• TASK OBJECTIVE: All entries are to be given again verbatim.

• DATASET ENTRIES:
──────────
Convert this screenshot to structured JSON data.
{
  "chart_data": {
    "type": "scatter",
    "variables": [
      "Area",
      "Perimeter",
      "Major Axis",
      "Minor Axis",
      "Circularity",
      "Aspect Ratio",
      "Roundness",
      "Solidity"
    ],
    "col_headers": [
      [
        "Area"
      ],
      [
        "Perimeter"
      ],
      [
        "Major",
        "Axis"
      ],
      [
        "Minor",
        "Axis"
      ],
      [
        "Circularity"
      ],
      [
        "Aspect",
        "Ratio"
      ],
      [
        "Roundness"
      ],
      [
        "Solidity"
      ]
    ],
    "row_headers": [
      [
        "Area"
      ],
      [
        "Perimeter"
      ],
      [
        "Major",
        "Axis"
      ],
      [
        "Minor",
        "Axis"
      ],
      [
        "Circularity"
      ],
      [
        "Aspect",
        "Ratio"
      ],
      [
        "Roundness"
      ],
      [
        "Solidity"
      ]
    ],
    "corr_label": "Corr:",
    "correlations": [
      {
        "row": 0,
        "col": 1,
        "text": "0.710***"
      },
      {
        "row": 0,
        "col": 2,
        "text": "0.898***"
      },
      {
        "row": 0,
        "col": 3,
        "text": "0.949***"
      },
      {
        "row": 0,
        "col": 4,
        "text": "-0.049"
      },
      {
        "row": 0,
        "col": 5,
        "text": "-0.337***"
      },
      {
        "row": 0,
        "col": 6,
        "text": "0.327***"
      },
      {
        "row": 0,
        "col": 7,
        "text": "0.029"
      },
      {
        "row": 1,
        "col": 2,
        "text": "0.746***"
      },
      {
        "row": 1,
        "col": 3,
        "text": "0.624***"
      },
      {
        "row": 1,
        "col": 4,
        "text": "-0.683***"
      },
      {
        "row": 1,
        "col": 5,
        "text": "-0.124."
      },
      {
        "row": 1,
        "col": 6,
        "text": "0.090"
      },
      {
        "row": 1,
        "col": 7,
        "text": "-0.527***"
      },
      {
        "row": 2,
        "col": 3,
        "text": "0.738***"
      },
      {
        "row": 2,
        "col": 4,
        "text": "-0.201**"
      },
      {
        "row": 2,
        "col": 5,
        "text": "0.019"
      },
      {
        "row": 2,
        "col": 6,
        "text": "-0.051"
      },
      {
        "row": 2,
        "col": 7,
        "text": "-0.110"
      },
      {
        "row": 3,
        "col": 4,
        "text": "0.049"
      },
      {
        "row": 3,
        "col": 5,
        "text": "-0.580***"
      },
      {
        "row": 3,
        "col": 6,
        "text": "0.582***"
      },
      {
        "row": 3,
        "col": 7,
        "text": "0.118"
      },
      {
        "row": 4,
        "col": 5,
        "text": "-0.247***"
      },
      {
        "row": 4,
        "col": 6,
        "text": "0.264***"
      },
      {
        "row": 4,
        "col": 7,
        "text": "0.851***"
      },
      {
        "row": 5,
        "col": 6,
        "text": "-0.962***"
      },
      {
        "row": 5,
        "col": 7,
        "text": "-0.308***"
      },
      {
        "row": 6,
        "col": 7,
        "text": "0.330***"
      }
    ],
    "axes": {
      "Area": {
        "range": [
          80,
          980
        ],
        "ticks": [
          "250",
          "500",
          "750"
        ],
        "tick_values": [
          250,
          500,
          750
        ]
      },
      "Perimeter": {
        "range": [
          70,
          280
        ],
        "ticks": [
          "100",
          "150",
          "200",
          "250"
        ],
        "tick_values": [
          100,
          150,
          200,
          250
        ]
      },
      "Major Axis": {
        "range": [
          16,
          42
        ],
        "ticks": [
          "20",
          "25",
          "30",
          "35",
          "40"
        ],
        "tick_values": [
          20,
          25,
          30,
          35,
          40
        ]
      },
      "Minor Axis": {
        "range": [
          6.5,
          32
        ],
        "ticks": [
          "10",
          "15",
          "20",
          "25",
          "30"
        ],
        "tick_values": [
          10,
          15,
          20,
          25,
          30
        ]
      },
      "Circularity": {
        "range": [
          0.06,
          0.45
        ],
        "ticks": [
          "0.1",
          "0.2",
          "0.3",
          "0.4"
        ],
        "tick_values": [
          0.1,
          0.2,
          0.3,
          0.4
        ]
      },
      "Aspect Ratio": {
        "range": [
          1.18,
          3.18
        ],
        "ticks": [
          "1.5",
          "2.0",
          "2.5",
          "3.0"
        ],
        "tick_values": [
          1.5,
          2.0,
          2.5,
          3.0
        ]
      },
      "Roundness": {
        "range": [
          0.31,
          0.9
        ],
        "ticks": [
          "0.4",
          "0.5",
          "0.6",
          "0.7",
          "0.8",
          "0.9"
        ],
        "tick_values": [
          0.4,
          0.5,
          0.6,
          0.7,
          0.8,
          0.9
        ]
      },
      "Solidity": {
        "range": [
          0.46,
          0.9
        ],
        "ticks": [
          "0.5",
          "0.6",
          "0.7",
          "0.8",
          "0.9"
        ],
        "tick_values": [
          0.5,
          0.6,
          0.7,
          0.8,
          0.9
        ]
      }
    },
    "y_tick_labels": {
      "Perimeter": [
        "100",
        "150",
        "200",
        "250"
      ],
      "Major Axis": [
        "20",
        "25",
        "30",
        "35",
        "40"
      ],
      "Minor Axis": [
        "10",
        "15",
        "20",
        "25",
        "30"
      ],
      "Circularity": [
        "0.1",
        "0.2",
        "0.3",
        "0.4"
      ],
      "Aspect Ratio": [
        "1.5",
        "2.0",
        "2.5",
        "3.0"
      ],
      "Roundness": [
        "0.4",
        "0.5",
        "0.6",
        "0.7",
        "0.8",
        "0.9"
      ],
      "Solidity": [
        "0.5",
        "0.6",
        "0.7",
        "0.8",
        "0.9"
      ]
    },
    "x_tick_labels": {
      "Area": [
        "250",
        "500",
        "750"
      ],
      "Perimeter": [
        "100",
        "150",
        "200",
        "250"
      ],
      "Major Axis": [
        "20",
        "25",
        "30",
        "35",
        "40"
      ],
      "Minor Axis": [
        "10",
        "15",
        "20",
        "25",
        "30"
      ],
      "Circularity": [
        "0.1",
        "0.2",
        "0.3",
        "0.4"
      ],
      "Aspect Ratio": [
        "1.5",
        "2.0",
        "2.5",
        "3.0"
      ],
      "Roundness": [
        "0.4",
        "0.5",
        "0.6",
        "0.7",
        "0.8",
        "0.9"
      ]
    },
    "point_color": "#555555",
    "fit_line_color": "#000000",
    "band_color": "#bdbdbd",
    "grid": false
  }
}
──────────
• FULL SOLUTION:
Convert this screenshot to structured JSON data.
{
  "chart_data": {
    "type": "scatter",
    "variables": [
      "Area",
      "Perimeter",
      "Major Axis",
      "Minor Axis",
      "Circularity",
      "Aspect Ratio",
      "Roundness",
      "Solidity"
    ],
    "col_headers": [
      [
        "Area"
      ],
      [
        "Perimeter"
      ],
      [
        "Major",
        "Axis"
      ],
      [
        "Minor",
        "Axis"
      ],
      [
        "Circularity"
      ],
      [
        "Aspect",
        "Ratio"
      ],
      [
        "Roundness"
      ],
      [
        "Solidity"
      ]
    ],
    "row_headers": [
      [
        "Area"
      ],
      [
        "Perimeter"
      ],
      [
        "Major",
        "Axis"
      ],
      [
        "Minor",
        "Axis"
      ],
      [
        "Circularity"
      ],
      [
        "Aspect",
        "Ratio"
      ],
      [
        "Roundness"
      ],
      [
        "Solidity"
      ]
    ],
    "corr_label": "Corr:",
    "correlations": [
      {
        "row": 0,
        "col": 1,
        "text": "0.710***"
      },
      {
        "row": 0,
        "col": 2,
        "text": "0.898***"
      },
      {
        "row": 0,
        "col": 3,
        "text": "0.949***"
      },
      {
        "row": 0,
        "col": 4,
        "text": "-0.049"
      },
      {
        "row": 0,
        "col": 5,
        "text": "-0.337***"
      },
      {
        "row": 0,
        "col": 6,
        "text": "0.327***"
      },
      {
        "row": 0,
        "col": 7,
        "text": "0.029"
      },
      {
        "row": 1,
        "col": 2,
        "text": "0.746***"
      },
      {
        "row": 1,
        "col": 3,
        "text": "0.624***"
      },
      {
        "row": 1,
        "col": 4,
        "text": "-0.683***"
      },
      {
        "row": 1,
        "col": 5,
        "text": "-0.124."
      },
      {
        "row": 1,
        "col": 6,
        "text": "0.090"
      },
      {
        "row": 1,
        "col": 7,
        "text": "-0.527***"
      },
      {
        "row": 2,
        "col": 3,
        "text": "0.738***"
      },
      {
        "row": 2,
        "col": 4,
        "text": "-0.201**"
      },
      {
        "row": 2,
        "col": 5,
        "text": "0.019"
      },
      {
        "row": 2,
        "col": 6,
        "text": "-0.051"
      },
      {
        "row": 2,
        "col": 7,
        "text": "-0.110"
      },
      {
        "row": 3,
        "col": 4,
        "text": "0.049"
      },
      {
        "row": 3,
        "col": 5,
        "text": "-0.580***"
      },
      {
        "row": 3,
        "col": 6,
        "text": "0.582***"
      },
      {
        "row": 3,
        "col": 7,
        "text": "0.118"
      },
      {
        "row": 4,
        "col": 5,
        "text": "-0.247***"
      },
      {
        "row": 4,
        "col": 6,
        "text": "0.264***"
      },
      {
        "row": 4,
        "col": 7,
        "text": "0.851***"
      },
      {
        "row": 5,
        "col": 6,
        "text": "-0.962***"
      },
      {
        "row": 5,
        "col": 7,
        "text": "-0.308***"
      },
      {
        "row": 6,
        "col": 7,
        "text": "0.330***"
      }
    ],
    "axes": {
      "Area": {
        "range": [
          80,
          980
        ],
        "ticks": [
          "250",
          "500",
          "750"
        ],
        "tick_values": [
          250,
          500,
          750
        ]
      },
      "Perimeter": {
        "range": [
          70,
          280
        ],
        "ticks": [
          "100",
          "150",
          "200",
          "250"
        ],
        "tick_values": [
          100,
          150,
          200,
          250
        ]
      },
      "Major Axis": {
        "range": [
          16,
          42
        ],
        "ticks": [
          "20",
          "25",
          "30",
          "35",
          "40"
        ],
        "tick_values": [
          20,
          25,
          30,
          35,
          40
        ]
      },
      "Minor Axis": {
        "range": [
          6.5,
          32
        ],
        "ticks": [
          "10",
          "15",
          "20",
          "25",
          "30"
        ],
        "tick_values": [
          10,
          15,
          20,
          25,
          30
        ]
      },
      "Circularity": {
        "range": [
          0.06,
          0.45
        ],
        "ticks": [
          "0.1",
          "0.2",
          "0.3",
          "0.4"
        ],
        "tick_values": [
          0.1,
          0.2,
          0.3,
          0.4
        ]
      },
      "Aspect Ratio": {
        "range": [
          1.18,
          3.18
        ],
        "ticks": [
          "1.5",
          "2.0",
          "2.5",
          "3.0"
        ],
        "tick_values": [
          1.5,
          2.0,
          2.5,
          3.0
        ]
      },
      "Roundness": {
        "range": [
          0.31,
          0.9
        ],
        "ticks": [
          "0.4",
          "0.5",
          "0.6",
          "0.7",
          "0.8",
          "0.9"
        ],
        "tick_values": [
          0.4,
          0.5,
          0.6,
          0.7,
          0.8,
          0.9
        ]
      },
      "Solidity": {
        "range": [
          0.46,
          0.9
        ],
        "ticks": [
          "0.5",
          "0.6",
          "0.7",
          "0.8",
          "0.9"
        ],
        "tick_values": [
          0.5,
          0.6,
          0.7,
          0.8,
          0.9
        ]
      }
    },
    "y_tick_labels": {
      "Perimeter": [
        "100",
        "150",
        "200",
        "250"
      ],
      "Major Axis": [
        "20",
        "25",
        "30",
        "35",
        "40"
      ],
      "Minor Axis": [
        "10",
        "15",
        "20",
        "25",
        "30"
      ],
      "Circularity": [
        "0.1",
        "0.2",
        "0.3",
        "0.4"
      ],
      "Aspect Ratio": [
        "1.5",
        "2.0",
        "2.5",
        "3.0"
      ],
      "Roundness": [
        "0.4",
        "0.5",
        "0.6",
        "0.7",
        "0.8",
        "0.9"
      ],
      "Solidity": [
        "0.5",
        "0.6",
        "0.7",
        "0.8",
        "0.9"
      ]
    },
    "x_tick_labels": {
      "Area": [
        "250",
        "500",
        "750"
      ],
      "Perimeter": [
        "100",
        "150",
        "200",
        "250"
      ],
      "Major Axis": [
        "20",
        "25",
        "30",
        "35",
        "40"
      ],
      "Minor Axis": [
        "10",
        "15",
        "20",
        "25",
        "30"
      ],
      "Circularity": [
        "0.1",
        "0.2",
        "0.3",
        "0.4"
      ],
      "Aspect Ratio": [
        "1.5",
        "2.0",
        "2.5",
        "3.0"
      ],
      "Roundness": [
        "0.4",
        "0.5",
        "0.6",
        "0.7",
        "0.8",
        "0.9"
      ]
    },
    "point_color": "#555555",
    "fit_line_color": "#000000",
    "band_color": "#bdbdbd",
    "grid": false
  }
}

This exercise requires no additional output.